* **DATA FOR PROCESSING**

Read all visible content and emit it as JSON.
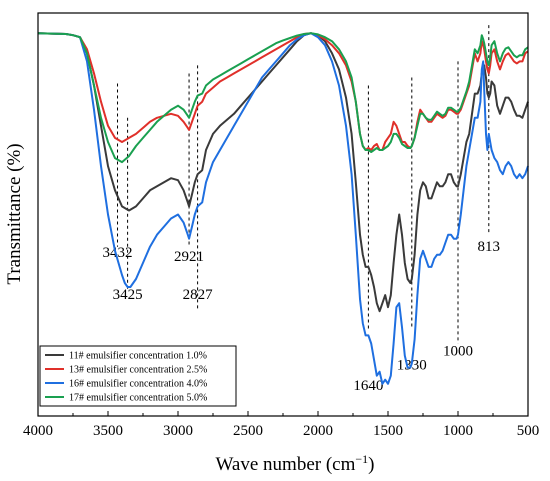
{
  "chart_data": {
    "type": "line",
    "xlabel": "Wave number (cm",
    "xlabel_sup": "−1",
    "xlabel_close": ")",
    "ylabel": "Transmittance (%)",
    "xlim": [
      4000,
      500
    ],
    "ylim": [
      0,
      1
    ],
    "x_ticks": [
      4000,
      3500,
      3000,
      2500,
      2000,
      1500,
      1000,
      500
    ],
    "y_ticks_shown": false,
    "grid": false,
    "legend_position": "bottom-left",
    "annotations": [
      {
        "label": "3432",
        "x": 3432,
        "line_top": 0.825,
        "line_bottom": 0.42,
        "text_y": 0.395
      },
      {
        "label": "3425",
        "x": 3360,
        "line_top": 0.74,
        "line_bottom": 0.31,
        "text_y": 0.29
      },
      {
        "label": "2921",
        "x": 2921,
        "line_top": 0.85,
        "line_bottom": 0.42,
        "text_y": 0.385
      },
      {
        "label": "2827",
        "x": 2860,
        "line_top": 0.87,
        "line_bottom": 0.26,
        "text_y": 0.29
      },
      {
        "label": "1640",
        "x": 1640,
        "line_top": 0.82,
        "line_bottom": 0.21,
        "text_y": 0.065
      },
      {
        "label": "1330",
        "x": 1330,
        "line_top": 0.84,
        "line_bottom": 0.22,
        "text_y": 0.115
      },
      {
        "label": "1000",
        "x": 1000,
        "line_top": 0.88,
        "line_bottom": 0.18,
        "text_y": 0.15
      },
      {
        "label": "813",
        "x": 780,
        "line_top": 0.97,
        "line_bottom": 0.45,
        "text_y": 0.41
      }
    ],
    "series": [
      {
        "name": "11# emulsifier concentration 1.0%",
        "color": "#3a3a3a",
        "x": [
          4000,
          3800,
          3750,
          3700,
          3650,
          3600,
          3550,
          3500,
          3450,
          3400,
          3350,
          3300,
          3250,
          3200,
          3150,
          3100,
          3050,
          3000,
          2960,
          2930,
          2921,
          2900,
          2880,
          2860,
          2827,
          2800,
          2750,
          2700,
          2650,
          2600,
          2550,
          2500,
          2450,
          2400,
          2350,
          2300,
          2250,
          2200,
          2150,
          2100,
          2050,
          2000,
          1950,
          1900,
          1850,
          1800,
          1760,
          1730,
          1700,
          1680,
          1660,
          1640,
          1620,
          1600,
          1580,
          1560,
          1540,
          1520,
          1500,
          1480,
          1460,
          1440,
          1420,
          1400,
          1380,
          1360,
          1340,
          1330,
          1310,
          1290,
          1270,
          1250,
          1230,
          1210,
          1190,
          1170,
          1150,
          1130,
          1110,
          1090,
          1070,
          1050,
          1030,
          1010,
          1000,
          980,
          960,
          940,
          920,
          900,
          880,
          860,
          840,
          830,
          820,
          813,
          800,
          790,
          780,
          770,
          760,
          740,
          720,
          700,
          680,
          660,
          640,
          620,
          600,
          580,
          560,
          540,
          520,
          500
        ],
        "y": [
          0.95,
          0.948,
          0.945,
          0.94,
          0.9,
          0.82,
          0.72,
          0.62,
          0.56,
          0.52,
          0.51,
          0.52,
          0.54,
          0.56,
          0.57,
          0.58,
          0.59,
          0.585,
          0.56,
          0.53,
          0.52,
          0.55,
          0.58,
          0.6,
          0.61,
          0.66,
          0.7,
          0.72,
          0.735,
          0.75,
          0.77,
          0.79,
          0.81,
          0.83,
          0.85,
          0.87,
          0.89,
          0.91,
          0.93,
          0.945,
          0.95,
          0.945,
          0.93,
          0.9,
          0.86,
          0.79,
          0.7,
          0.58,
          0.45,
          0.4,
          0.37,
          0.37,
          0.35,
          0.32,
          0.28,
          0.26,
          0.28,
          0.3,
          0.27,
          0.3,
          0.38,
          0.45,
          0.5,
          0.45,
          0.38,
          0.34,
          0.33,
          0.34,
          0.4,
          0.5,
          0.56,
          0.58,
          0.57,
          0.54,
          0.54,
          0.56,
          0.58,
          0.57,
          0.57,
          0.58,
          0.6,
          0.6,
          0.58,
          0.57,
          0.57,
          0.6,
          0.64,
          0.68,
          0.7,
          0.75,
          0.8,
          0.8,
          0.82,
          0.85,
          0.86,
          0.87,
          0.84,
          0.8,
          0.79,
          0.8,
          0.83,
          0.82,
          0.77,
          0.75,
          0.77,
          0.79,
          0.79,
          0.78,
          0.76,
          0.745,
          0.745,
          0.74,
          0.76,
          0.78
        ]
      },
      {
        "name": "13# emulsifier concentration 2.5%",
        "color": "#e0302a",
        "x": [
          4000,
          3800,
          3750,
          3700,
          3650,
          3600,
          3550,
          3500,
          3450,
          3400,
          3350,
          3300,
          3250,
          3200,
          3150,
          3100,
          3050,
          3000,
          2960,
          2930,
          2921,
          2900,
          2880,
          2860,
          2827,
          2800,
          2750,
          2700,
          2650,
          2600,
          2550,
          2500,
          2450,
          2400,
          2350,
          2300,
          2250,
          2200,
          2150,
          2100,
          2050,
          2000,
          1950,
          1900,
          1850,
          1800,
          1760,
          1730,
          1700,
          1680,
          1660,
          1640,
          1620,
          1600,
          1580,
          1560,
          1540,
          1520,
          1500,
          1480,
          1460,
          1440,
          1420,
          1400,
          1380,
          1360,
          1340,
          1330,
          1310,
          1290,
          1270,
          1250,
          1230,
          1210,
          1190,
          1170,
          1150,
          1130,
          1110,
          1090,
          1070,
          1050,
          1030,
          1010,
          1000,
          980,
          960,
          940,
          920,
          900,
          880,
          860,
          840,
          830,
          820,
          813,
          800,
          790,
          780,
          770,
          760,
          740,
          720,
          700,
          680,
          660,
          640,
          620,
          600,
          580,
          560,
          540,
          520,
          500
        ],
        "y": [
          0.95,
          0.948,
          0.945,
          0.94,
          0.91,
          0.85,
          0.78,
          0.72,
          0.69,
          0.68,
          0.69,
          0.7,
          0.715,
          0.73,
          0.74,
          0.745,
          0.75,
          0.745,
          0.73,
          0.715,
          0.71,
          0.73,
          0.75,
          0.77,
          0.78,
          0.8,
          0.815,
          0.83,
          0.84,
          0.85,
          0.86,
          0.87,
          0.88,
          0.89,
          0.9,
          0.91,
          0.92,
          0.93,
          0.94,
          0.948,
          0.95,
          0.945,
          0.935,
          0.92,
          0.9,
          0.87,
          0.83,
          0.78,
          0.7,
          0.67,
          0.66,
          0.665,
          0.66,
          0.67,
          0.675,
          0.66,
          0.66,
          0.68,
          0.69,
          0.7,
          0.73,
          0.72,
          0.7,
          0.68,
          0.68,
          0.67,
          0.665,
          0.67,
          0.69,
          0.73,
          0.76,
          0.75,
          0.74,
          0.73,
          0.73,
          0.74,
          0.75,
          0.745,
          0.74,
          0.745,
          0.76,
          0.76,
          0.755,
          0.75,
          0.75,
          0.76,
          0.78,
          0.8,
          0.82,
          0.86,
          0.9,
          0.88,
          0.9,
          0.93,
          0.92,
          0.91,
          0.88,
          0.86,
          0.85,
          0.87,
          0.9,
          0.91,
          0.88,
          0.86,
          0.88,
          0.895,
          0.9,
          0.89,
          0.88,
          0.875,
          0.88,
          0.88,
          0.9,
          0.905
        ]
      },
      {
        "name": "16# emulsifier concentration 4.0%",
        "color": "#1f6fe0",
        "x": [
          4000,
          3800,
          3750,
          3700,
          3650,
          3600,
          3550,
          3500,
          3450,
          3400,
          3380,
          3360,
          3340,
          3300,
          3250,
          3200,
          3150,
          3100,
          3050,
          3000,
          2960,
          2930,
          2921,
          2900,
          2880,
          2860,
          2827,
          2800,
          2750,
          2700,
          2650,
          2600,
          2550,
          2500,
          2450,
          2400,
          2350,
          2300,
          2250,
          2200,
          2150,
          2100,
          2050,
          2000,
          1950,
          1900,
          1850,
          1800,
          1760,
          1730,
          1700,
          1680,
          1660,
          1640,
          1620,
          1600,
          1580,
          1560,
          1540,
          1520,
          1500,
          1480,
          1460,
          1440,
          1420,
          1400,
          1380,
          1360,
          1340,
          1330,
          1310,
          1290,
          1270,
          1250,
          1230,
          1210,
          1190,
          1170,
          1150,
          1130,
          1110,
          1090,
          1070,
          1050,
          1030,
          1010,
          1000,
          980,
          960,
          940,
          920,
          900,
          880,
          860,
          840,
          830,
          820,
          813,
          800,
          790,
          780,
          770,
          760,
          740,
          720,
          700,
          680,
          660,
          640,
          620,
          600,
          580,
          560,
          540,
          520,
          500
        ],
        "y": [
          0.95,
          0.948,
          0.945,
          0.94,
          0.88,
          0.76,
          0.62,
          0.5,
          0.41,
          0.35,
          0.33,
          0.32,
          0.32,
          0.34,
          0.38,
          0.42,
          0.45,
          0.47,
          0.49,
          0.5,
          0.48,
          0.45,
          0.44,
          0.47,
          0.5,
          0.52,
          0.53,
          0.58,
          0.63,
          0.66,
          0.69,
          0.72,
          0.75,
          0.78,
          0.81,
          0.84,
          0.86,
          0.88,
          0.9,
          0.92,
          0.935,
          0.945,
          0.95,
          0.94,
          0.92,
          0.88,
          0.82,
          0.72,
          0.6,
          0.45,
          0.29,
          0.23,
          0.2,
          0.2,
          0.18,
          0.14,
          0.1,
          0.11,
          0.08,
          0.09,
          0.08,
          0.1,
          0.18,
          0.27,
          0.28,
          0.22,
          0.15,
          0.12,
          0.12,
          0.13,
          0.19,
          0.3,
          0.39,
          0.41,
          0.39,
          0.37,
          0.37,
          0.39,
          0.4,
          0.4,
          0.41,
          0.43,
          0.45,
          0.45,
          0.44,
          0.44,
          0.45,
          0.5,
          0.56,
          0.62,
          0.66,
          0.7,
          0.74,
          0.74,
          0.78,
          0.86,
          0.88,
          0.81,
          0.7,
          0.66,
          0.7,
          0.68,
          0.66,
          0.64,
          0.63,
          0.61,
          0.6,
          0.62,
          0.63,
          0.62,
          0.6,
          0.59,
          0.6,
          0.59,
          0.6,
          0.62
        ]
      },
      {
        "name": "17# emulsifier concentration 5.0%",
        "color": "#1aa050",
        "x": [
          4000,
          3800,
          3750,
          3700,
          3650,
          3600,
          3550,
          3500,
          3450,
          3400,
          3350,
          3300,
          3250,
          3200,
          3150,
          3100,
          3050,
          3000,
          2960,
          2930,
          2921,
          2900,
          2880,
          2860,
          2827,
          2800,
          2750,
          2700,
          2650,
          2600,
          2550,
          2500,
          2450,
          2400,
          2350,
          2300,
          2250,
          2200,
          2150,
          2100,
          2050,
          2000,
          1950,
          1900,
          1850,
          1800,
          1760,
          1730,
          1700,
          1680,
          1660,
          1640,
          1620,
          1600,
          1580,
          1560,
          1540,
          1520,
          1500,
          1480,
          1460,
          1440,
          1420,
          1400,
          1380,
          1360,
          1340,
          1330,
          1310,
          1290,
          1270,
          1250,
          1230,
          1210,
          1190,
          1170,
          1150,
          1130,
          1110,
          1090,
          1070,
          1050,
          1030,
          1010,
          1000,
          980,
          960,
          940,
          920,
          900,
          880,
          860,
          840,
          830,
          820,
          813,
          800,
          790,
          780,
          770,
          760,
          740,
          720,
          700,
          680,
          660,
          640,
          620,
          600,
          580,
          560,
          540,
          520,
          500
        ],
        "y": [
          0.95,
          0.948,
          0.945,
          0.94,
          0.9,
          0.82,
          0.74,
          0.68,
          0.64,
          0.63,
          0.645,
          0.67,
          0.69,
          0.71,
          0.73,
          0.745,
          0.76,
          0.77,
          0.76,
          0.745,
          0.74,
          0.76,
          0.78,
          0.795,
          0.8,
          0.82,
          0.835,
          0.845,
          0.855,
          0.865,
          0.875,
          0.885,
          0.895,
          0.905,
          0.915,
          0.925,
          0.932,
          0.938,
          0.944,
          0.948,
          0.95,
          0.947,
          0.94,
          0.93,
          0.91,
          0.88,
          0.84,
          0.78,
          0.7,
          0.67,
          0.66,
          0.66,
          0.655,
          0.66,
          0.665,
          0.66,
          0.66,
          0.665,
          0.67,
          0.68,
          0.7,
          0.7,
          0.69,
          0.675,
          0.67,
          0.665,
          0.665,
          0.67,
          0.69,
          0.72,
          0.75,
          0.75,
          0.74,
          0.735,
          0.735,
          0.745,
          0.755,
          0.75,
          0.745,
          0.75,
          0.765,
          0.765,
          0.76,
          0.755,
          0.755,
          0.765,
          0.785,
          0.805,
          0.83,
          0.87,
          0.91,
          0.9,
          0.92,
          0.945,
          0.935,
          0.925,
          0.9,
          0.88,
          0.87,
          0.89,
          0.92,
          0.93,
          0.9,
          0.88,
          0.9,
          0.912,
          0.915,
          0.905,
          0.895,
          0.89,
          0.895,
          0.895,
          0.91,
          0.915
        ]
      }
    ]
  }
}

* **YOUR TASK**
Show each line in the entries that holds the string "concentration".

* **OUTPUT FOR THIS EXERCISE**
        "name": "11# emulsifier concentration 1.0%",
        "name": "13# emulsifier concentration 2.5%",
        "name": "16# emulsifier concentration 4.0%",
        "name": "17# emulsifier concentration 5.0%",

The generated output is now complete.